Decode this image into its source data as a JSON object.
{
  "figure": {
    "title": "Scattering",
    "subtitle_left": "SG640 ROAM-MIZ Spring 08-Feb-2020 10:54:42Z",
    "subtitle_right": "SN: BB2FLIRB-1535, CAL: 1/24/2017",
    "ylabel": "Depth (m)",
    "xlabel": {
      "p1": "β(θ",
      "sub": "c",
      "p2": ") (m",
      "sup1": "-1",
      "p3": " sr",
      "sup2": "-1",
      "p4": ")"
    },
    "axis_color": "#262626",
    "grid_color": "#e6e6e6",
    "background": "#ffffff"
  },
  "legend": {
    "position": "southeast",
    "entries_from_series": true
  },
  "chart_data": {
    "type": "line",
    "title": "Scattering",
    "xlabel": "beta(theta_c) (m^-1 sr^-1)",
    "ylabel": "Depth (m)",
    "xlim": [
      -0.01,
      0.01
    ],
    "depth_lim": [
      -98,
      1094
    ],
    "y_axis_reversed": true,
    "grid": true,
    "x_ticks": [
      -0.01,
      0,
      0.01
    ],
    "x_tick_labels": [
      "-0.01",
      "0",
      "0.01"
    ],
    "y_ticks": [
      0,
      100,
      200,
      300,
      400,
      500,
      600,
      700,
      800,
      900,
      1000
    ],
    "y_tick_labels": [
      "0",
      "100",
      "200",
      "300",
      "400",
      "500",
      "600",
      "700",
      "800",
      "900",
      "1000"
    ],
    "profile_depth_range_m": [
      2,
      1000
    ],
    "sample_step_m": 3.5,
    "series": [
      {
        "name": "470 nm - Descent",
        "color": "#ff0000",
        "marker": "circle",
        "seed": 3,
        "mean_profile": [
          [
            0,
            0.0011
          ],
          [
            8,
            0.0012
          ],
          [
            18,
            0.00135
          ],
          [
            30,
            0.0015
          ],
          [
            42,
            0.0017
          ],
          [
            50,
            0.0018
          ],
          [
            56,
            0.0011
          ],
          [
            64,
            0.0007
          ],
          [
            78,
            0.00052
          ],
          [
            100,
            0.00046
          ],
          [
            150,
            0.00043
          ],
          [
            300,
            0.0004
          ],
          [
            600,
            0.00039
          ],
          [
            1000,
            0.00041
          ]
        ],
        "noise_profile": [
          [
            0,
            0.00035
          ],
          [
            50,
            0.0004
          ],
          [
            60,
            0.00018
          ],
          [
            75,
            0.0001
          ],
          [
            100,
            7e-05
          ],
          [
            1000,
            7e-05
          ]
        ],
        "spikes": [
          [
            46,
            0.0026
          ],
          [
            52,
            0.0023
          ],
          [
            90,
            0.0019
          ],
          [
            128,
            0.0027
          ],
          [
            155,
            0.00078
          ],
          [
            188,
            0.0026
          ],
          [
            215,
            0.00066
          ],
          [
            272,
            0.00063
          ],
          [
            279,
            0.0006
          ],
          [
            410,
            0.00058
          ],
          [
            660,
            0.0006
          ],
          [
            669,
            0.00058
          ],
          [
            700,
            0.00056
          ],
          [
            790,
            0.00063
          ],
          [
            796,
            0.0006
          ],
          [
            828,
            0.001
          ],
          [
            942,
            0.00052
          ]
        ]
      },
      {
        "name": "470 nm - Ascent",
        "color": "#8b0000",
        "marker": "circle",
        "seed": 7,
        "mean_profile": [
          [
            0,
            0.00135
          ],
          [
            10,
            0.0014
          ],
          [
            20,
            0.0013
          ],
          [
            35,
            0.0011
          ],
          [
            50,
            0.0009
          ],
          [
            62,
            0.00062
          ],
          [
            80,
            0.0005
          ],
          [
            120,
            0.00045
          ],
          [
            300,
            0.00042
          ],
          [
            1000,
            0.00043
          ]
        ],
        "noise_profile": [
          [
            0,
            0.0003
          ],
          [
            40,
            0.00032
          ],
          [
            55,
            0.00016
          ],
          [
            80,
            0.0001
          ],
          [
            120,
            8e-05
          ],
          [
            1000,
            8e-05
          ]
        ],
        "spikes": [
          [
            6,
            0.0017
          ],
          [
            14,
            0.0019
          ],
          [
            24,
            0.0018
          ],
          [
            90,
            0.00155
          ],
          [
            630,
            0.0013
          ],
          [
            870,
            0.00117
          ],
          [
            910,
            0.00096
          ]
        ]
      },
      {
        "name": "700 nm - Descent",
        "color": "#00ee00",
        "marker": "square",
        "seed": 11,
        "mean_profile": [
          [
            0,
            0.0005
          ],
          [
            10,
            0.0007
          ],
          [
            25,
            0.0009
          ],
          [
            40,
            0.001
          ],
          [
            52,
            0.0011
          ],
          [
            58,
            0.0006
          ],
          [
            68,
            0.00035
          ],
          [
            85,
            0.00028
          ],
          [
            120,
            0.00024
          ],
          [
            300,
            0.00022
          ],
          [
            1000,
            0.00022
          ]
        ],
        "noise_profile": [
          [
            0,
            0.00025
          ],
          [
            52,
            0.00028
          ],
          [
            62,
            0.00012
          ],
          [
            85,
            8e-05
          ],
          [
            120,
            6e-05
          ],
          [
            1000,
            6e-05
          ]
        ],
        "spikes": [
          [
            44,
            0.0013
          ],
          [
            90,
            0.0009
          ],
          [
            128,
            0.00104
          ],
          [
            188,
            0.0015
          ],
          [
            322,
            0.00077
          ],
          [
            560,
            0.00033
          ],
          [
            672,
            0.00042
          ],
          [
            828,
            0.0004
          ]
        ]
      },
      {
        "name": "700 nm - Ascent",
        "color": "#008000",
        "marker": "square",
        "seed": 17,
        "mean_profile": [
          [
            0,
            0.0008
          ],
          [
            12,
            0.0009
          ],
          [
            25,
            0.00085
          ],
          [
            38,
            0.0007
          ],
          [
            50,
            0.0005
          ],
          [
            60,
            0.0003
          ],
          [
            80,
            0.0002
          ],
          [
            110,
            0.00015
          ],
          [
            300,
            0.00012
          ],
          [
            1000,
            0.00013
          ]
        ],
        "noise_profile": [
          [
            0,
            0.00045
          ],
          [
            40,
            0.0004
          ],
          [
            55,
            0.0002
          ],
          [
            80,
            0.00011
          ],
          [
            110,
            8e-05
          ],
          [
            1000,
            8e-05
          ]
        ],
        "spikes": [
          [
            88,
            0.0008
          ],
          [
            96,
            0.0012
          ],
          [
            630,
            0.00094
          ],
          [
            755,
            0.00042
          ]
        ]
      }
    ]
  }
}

Task statement –
Give the material above again, word for word.

Task output –
Decode this image into its source data as a JSON object.
{
  "figure": {
    "title": "Scattering",
    "subtitle_left": "SG640 ROAM-MIZ Spring 08-Feb-2020 10:54:42Z",
    "subtitle_right": "SN: BB2FLIRB-1535, CAL: 1/24/2017",
    "ylabel": "Depth (m)",
    "xlabel": {
      "p1": "β(θ",
      "sub": "c",
      "p2": ") (m",
      "sup1": "-1",
      "p3": " sr",
      "sup2": "-1",
      "p4": ")"
    },
    "axis_color": "#262626",
    "grid_color": "#e6e6e6",
    "background": "#ffffff"
  },
  "legend": {
    "position": "southeast",
    "entries_from_series": true
  },
  "chart_data": {
    "type": "line",
    "title": "Scattering",
    "xlabel": "beta(theta_c) (m^-1 sr^-1)",
    "ylabel": "Depth (m)",
    "xlim": [
      -0.01,
      0.01
    ],
    "depth_lim": [
      -98,
      1094
    ],
    "y_axis_reversed": true,
    "grid": true,
    "x_ticks": [
      -0.01,
      0,
      0.01
    ],
    "x_tick_labels": [
      "-0.01",
      "0",
      "0.01"
    ],
    "y_ticks": [
      0,
      100,
      200,
      300,
      400,
      500,
      600,
      700,
      800,
      900,
      1000
    ],
    "y_tick_labels": [
      "0",
      "100",
      "200",
      "300",
      "400",
      "500",
      "600",
      "700",
      "800",
      "900",
      "1000"
    ],
    "profile_depth_range_m": [
      2,
      1000
    ],
    "sample_step_m": 3.5,
    "series": [
      {
        "name": "470 nm - Descent",
        "color": "#ff0000",
        "marker": "circle",
        "seed": 3,
        "mean_profile": [
          [
            0,
            0.0011
          ],
          [
            8,
            0.0012
          ],
          [
            18,
            0.00135
          ],
          [
            30,
            0.0015
          ],
          [
            42,
            0.0017
          ],
          [
            50,
            0.0018
          ],
          [
            56,
            0.0011
          ],
          [
            64,
            0.0007
          ],
          [
            78,
            0.00052
          ],
          [
            100,
            0.00046
          ],
          [
            150,
            0.00043
          ],
          [
            300,
            0.0004
          ],
          [
            600,
            0.00039
          ],
          [
            1000,
            0.00041
          ]
        ],
        "noise_profile": [
          [
            0,
            0.00035
          ],
          [
            50,
            0.0004
          ],
          [
            60,
            0.00018
          ],
          [
            75,
            0.0001
          ],
          [
            100,
            7e-05
          ],
          [
            1000,
            7e-05
          ]
        ],
        "spikes": [
          [
            46,
            0.0026
          ],
          [
            52,
            0.0023
          ],
          [
            90,
            0.0019
          ],
          [
            128,
            0.0027
          ],
          [
            155,
            0.00078
          ],
          [
            188,
            0.0026
          ],
          [
            215,
            0.00066
          ],
          [
            272,
            0.00063
          ],
          [
            279,
            0.0006
          ],
          [
            410,
            0.00058
          ],
          [
            660,
            0.0006
          ],
          [
            669,
            0.00058
          ],
          [
            700,
            0.00056
          ],
          [
            790,
            0.00063
          ],
          [
            796,
            0.0006
          ],
          [
            828,
            0.001
          ],
          [
            942,
            0.00052
          ]
        ]
      },
      {
        "name": "470 nm - Ascent",
        "color": "#8b0000",
        "marker": "circle",
        "seed": 7,
        "mean_profile": [
          [
            0,
            0.00135
          ],
          [
            10,
            0.0014
          ],
          [
            20,
            0.0013
          ],
          [
            35,
            0.0011
          ],
          [
            50,
            0.0009
          ],
          [
            62,
            0.00062
          ],
          [
            80,
            0.0005
          ],
          [
            120,
            0.00045
          ],
          [
            300,
            0.00042
          ],
          [
            1000,
            0.00043
          ]
        ],
        "noise_profile": [
          [
            0,
            0.0003
          ],
          [
            40,
            0.00032
          ],
          [
            55,
            0.00016
          ],
          [
            80,
            0.0001
          ],
          [
            120,
            8e-05
          ],
          [
            1000,
            8e-05
          ]
        ],
        "spikes": [
          [
            6,
            0.0017
          ],
          [
            14,
            0.0019
          ],
          [
            24,
            0.0018
          ],
          [
            90,
            0.00155
          ],
          [
            630,
            0.0013
          ],
          [
            870,
            0.00117
          ],
          [
            910,
            0.00096
          ]
        ]
      },
      {
        "name": "700 nm - Descent",
        "color": "#00ee00",
        "marker": "square",
        "seed": 11,
        "mean_profile": [
          [
            0,
            0.0005
          ],
          [
            10,
            0.0007
          ],
          [
            25,
            0.0009
          ],
          [
            40,
            0.001
          ],
          [
            52,
            0.0011
          ],
          [
            58,
            0.0006
          ],
          [
            68,
            0.00035
          ],
          [
            85,
            0.00028
          ],
          [
            120,
            0.00024
          ],
          [
            300,
            0.00022
          ],
          [
            1000,
            0.00022
          ]
        ],
        "noise_profile": [
          [
            0,
            0.00025
          ],
          [
            52,
            0.00028
          ],
          [
            62,
            0.00012
          ],
          [
            85,
            8e-05
          ],
          [
            120,
            6e-05
          ],
          [
            1000,
            6e-05
          ]
        ],
        "spikes": [
          [
            44,
            0.0013
          ],
          [
            90,
            0.0009
          ],
          [
            128,
            0.00104
          ],
          [
            188,
            0.0015
          ],
          [
            322,
            0.00077
          ],
          [
            560,
            0.00033
          ],
          [
            672,
            0.00042
          ],
          [
            828,
            0.0004
          ]
        ]
      },
      {
        "name": "700 nm - Ascent",
        "color": "#008000",
        "marker": "square",
        "seed": 17,
        "mean_profile": [
          [
            0,
            0.0008
          ],
          [
            12,
            0.0009
          ],
          [
            25,
            0.00085
          ],
          [
            38,
            0.0007
          ],
          [
            50,
            0.0005
          ],
          [
            60,
            0.0003
          ],
          [
            80,
            0.0002
          ],
          [
            110,
            0.00015
          ],
          [
            300,
            0.00012
          ],
          [
            1000,
            0.00013
          ]
        ],
        "noise_profile": [
          [
            0,
            0.00045
          ],
          [
            40,
            0.0004
          ],
          [
            55,
            0.0002
          ],
          [
            80,
            0.00011
          ],
          [
            110,
            8e-05
          ],
          [
            1000,
            8e-05
          ]
        ],
        "spikes": [
          [
            88,
            0.0008
          ],
          [
            96,
            0.0012
          ],
          [
            630,
            0.00094
          ],
          [
            755,
            0.00042
          ]
        ]
      }
    ]
  }
}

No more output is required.